* BEGIN STORED ROWS *

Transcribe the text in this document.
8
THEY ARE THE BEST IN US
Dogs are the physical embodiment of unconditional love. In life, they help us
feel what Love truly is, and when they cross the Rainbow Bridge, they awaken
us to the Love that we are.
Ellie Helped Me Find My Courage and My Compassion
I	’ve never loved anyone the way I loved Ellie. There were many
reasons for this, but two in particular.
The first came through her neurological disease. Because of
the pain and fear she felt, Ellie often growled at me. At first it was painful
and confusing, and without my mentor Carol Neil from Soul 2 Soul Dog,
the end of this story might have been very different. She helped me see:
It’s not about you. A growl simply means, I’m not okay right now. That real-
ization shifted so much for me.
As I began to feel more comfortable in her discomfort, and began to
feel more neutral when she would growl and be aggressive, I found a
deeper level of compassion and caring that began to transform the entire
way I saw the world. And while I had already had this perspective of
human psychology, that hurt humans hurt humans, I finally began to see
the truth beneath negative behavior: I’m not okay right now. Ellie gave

* END STORED ROWS *

Copy the data above exactly. Every line must be included.

Transcribe the text in this document.
8
THEY ARE THE BEST IN US
Dogs are the physical embodiment of unconditional love. In life, they help us
feel what Love truly is, and when they cross the Rainbow Bridge, they awaken
us to the Love that we are.
Ellie Helped Me Find My Courage and My Compassion
I	’ve never loved anyone the way I loved Ellie. There were many
reasons for this, but two in particular.
The first came through her neurological disease. Because of
the pain and fear she felt, Ellie often growled at me. At first it was painful
and confusing, and without my mentor Carol Neil from Soul 2 Soul Dog,
the end of this story might have been very different. She helped me see:
It’s not about you. A growl simply means, I’m not okay right now. That real-
ization shifted so much for me.
As I began to feel more comfortable in her discomfort, and began to
feel more neutral when she would growl and be aggressive, I found a
deeper level of compassion and caring that began to transform the entire
way I saw the world. And while I had already had this perspective of
human psychology, that hurt humans hurt humans, I finally began to see
the truth beneath negative behavior: I’m not okay right now. Ellie gave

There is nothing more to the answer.